Pull out every line below that contains the word "right".

--- start of Records provided ---

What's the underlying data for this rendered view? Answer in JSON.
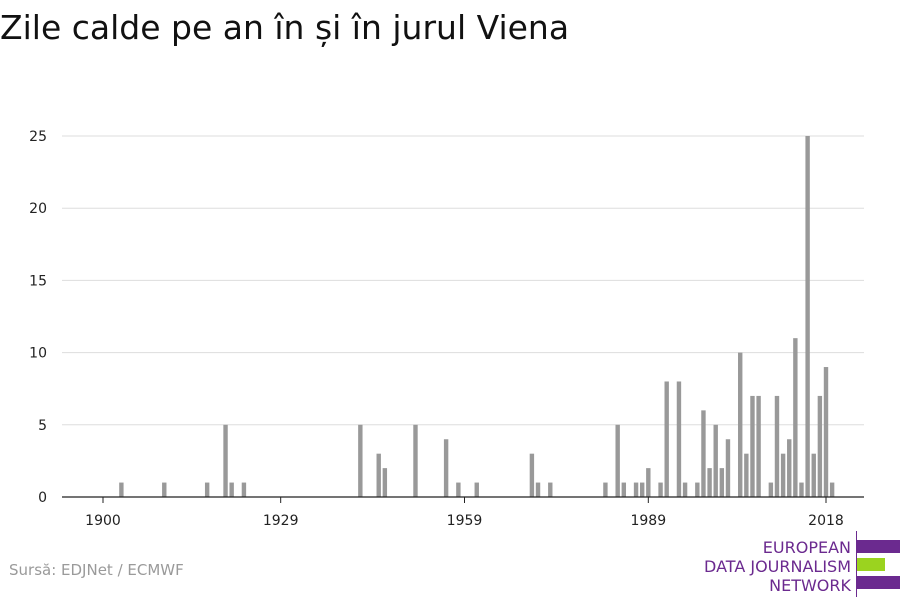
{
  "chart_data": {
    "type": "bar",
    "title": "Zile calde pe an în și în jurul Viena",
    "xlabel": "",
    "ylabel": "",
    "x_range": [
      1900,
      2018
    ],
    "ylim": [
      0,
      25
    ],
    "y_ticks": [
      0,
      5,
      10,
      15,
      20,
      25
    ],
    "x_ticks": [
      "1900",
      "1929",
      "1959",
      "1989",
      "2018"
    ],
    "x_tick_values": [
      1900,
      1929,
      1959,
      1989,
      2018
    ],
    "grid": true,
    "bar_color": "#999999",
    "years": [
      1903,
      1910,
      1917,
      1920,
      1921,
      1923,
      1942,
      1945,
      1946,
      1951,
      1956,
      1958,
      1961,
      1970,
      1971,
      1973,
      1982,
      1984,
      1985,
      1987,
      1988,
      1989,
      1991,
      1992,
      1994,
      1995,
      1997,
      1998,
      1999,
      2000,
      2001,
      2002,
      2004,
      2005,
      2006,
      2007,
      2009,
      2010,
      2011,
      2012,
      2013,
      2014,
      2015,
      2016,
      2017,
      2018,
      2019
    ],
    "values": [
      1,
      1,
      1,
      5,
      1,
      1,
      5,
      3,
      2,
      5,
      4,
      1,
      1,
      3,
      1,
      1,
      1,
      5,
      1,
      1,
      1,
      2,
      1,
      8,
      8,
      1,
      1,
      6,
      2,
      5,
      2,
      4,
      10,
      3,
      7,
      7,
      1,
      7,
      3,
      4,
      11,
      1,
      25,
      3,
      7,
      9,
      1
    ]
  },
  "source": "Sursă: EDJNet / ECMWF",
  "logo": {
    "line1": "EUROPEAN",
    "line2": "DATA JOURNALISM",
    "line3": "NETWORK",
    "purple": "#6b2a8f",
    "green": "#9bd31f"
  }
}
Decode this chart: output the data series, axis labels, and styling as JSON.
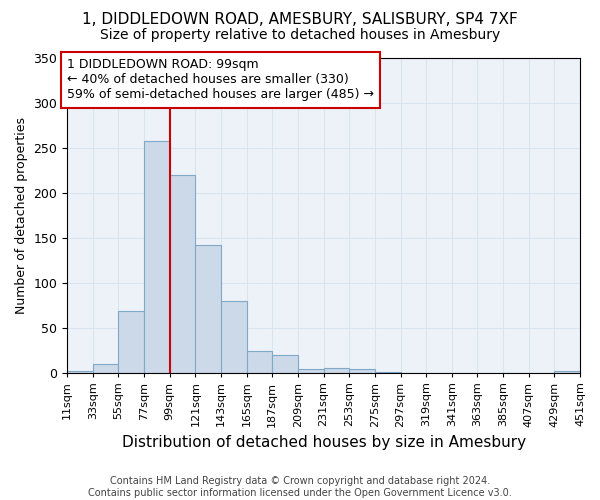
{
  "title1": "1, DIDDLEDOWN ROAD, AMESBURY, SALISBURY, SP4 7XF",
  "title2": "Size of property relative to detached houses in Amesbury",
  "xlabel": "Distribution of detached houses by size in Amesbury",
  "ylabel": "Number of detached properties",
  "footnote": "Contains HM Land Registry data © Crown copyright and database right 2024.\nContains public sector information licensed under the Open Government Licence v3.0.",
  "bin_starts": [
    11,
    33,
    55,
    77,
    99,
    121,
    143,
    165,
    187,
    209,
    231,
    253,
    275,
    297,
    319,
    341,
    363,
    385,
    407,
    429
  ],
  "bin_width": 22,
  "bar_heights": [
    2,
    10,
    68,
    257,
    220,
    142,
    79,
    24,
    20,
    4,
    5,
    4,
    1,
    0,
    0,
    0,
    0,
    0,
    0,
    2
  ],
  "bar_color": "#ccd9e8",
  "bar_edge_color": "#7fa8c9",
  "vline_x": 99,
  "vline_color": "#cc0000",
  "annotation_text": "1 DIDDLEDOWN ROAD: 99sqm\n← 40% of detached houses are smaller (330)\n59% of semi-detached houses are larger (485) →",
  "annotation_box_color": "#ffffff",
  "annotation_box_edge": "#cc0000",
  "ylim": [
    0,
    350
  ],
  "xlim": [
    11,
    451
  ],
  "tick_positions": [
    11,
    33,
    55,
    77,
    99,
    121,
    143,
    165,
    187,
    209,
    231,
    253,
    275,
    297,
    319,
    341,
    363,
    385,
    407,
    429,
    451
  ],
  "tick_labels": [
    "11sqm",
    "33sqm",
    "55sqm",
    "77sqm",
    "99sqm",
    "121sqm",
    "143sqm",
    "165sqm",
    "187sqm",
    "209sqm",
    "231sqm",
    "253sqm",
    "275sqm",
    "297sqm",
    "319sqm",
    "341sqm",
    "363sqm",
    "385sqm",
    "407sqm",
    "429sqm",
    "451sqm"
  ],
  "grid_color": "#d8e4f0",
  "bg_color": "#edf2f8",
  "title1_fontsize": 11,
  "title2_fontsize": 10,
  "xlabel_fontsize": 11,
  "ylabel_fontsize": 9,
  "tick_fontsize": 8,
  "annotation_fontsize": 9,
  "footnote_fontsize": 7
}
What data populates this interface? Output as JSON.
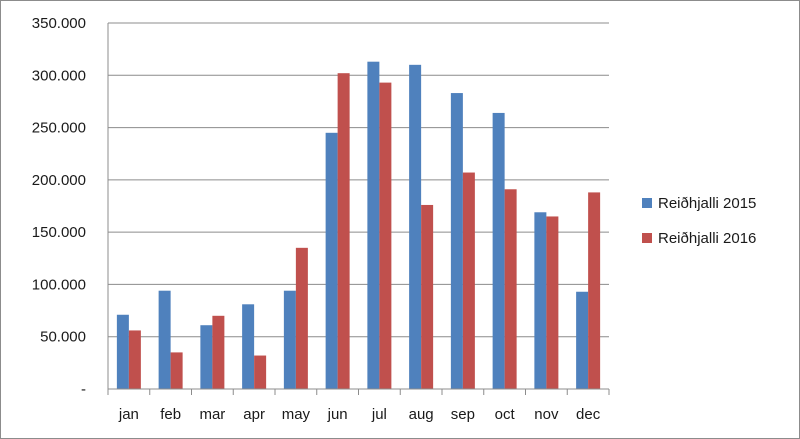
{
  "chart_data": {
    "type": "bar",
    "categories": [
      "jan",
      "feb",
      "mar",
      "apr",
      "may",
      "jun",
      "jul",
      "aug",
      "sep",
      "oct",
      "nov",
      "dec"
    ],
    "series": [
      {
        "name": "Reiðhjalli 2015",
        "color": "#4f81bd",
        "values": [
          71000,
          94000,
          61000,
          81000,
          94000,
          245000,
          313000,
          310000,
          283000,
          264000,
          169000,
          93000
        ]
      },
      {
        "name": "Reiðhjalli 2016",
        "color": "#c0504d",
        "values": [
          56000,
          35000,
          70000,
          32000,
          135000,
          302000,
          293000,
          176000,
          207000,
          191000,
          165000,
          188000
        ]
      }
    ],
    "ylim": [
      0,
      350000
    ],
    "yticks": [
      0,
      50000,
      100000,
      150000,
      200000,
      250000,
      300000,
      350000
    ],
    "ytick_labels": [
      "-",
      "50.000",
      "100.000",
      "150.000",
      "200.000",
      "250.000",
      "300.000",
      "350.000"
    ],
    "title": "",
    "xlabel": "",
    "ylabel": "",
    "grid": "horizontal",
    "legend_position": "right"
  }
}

--- end of Records provided ---

**Correct result**
  "footnote": "Contains HM Land Registry data © Crown copyright and database right 2024.\nContains public sector information licensed under the Open Government Licence v3.0.",
    "legend_position": "right"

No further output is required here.